All lines in which the word "this" occurs are to be extracted.

##############################

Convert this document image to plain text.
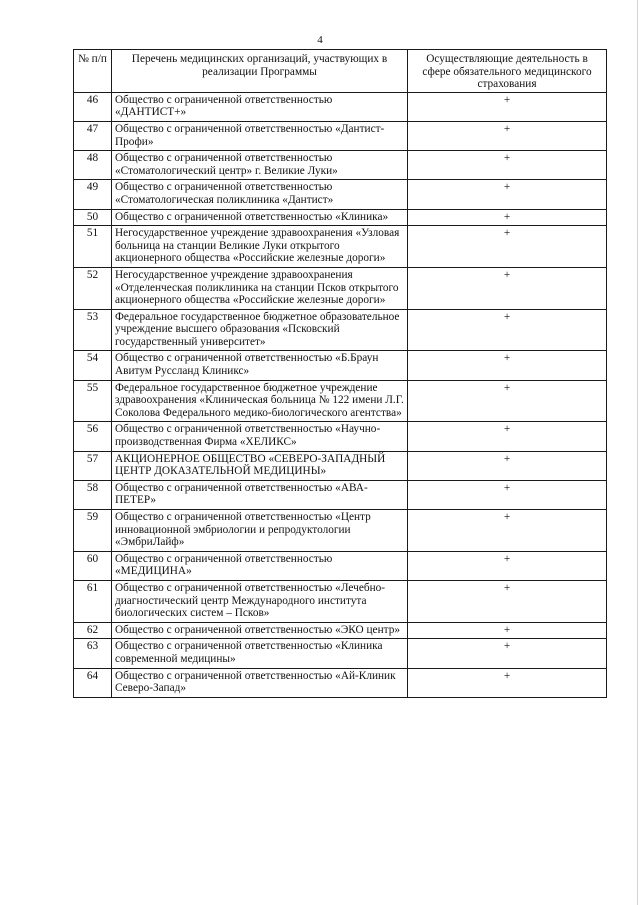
4
№ п/п	Перечень медицинских организаций, участвующих в реализации Программы	Осуществляющие деятельность в сфере обязательного медицинского страхования
46	Общество с ограниченной ответственностью «ДАНТИСТ+»	+
47	Общество с ограниченной ответственностью «Дантист-Профи»	+
48	Общество с ограниченной ответственностью «Стоматологический центр» г. Великие Луки»	+
49	Общество с ограниченной ответственностью «Стоматологическая поликлиника «Дантист»	+
50	Общество с ограниченной ответственностью «Клиника»	+
51	Негосударственное учреждение здравоохранения «Узловая больница на станции Великие Луки открытого акционерного общества «Российские железные дороги»	+
52	Негосударственное учреждение здравоохранения «Отделенческая поликлиника на станции Псков открытого акционерного общества «Российские железные дороги»	+
53	Федеральное государственное бюджетное образовательное учреждение высшего образования «Псковский государственный университет»	+
54	Общество с ограниченной ответственностью «Б.Браун Авитум Руссланд Клиникс»	+
55	Федеральное государственное бюджетное учреждение здравоохранения «Клиническая больница № 122 имени Л.Г. Соколова Федерального медико-биологического агентства»	+
56	Общество с ограниченной ответственностью «Научно-производственная Фирма «ХЕЛИКС»	+
57	АКЦИОНЕРНОЕ ОБЩЕСТВО «СЕВЕРО-ЗАПАДНЫЙ ЦЕНТР ДОКАЗАТЕЛЬНОЙ МЕДИЦИНЫ»	+
58	Общество с ограниченной ответственностью «АВА-ПЕТЕР»	+
59	Общество с ограниченной ответственностью «Центр инновационной эмбриологии и репродуктологии «ЭмбриЛайф»	+
60	Общество с ограниченной ответственностью «МЕДИЦИНА»	+
61	Общество с ограниченной ответственностью «Лечебно-диагностический центр Международного института биологических систем – Псков»	+
62	Общество с ограниченной ответственностью «ЭКО центр»	+
63	Общество с ограниченной ответственностью «Клиника современной медицины»	+
64	Общество с ограниченной ответственностью «Ай-Клиник Северо-Запад»	+
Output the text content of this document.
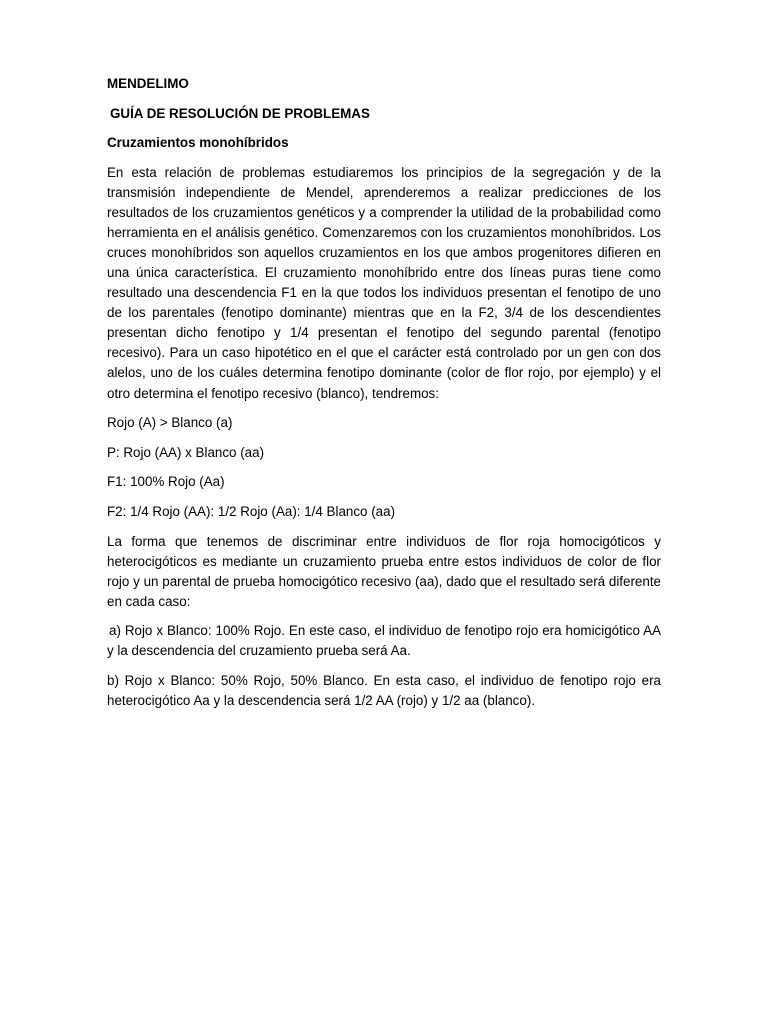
MENDELIMO

GUÍA DE RESOLUCIÓN DE PROBLEMAS

Cruzamientos monohíbridos

En esta relación de problemas estudiaremos los principios de la segregación y de la transmisión independiente de Mendel, aprenderemos a realizar predicciones de los resultados de los cruzamientos genéticos y a comprender la utilidad de la probabilidad como herramienta en el análisis genético. Comenzaremos con los cruzamientos monohíbridos. Los cruces monohíbridos son aquellos cruzamientos en los que ambos progenitores difieren en una única característica. El cruzamiento monohíbrido entre dos líneas puras tiene como resultado una descendencia F1 en la que todos los individuos presentan el fenotipo de uno de los parentales (fenotipo dominante) mientras que en la F2, 3/4 de los descendientes presentan dicho fenotipo y 1/4 presentan el fenotipo del segundo parental (fenotipo recesivo). Para un caso hipotético en el que el carácter está controlado por un gen con dos alelos, uno de los cuáles determina fenotipo dominante (color de flor rojo, por ejemplo) y el otro determina el fenotipo recesivo (blanco), tendremos:

Rojo (A) > Blanco (a)

P: Rojo (AA) x Blanco (aa)

F1: 100% Rojo (Aa)

F2: 1/4 Rojo (AA): 1/2 Rojo (Aa): 1/4 Blanco (aa)

La forma que tenemos de discriminar entre individuos de flor roja homocigóticos y heterocigóticos es mediante un cruzamiento prueba entre estos individuos de color de flor rojo y un parental de prueba homocigótico recesivo (aa), dado que el resultado será diferente en cada caso:

a) Rojo x Blanco: 100% Rojo. En este caso, el individuo de fenotipo rojo era homicigótico AA y la descendencia del cruzamiento prueba será Aa.

b) Rojo x Blanco: 50% Rojo, 50% Blanco. En esta caso, el individuo de fenotipo rojo era heterocigótico Aa y la descendencia será 1/2 AA (rojo) y 1/2 aa (blanco).
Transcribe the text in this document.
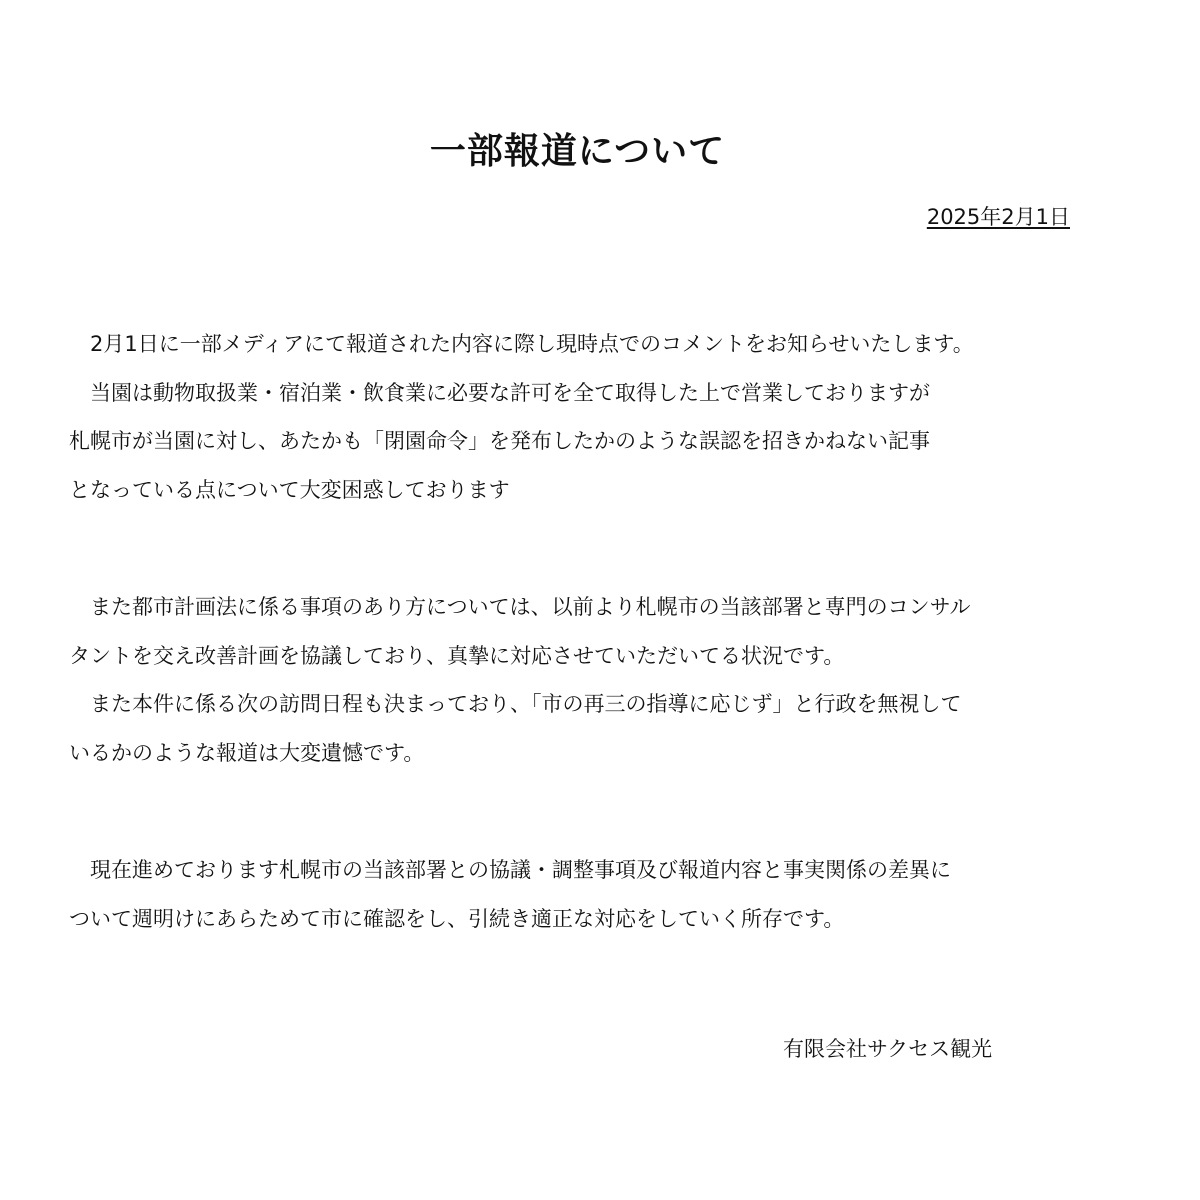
一部報道について
2025年2月1日
2月1日に一部メディアにて報道された内容に際し現時点でのコメントをお知らせいたします。
当園は動物取扱業・宿泊業・飲食業に必要な許可を全て取得した上で営業しておりますが
札幌市が当園に対し、あたかも「閉園命令」を発布したかのような誤認を招きかねない記事
となっている点について大変困惑しております
また都市計画法に係る事項のあり方については、以前より札幌市の当該部署と専門のコンサル
タントを交え改善計画を協議しており、真摯に対応させていただいてる状況です。
また本件に係る次の訪問日程も決まっており、「市の再三の指導に応じず」と行政を無視して
いるかのような報道は大変遺憾です。
現在進めております札幌市の当該部署との協議・調整事項及び報道内容と事実関係の差異に
ついて週明けにあらためて市に確認をし、引続き適正な対応をしていく所存です。
有限会社サクセス観光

##############################

• _RESULT OF THE TASK_:
Convert this document image to plain text.
Output the text content of this document.
Transcribe the text in this document.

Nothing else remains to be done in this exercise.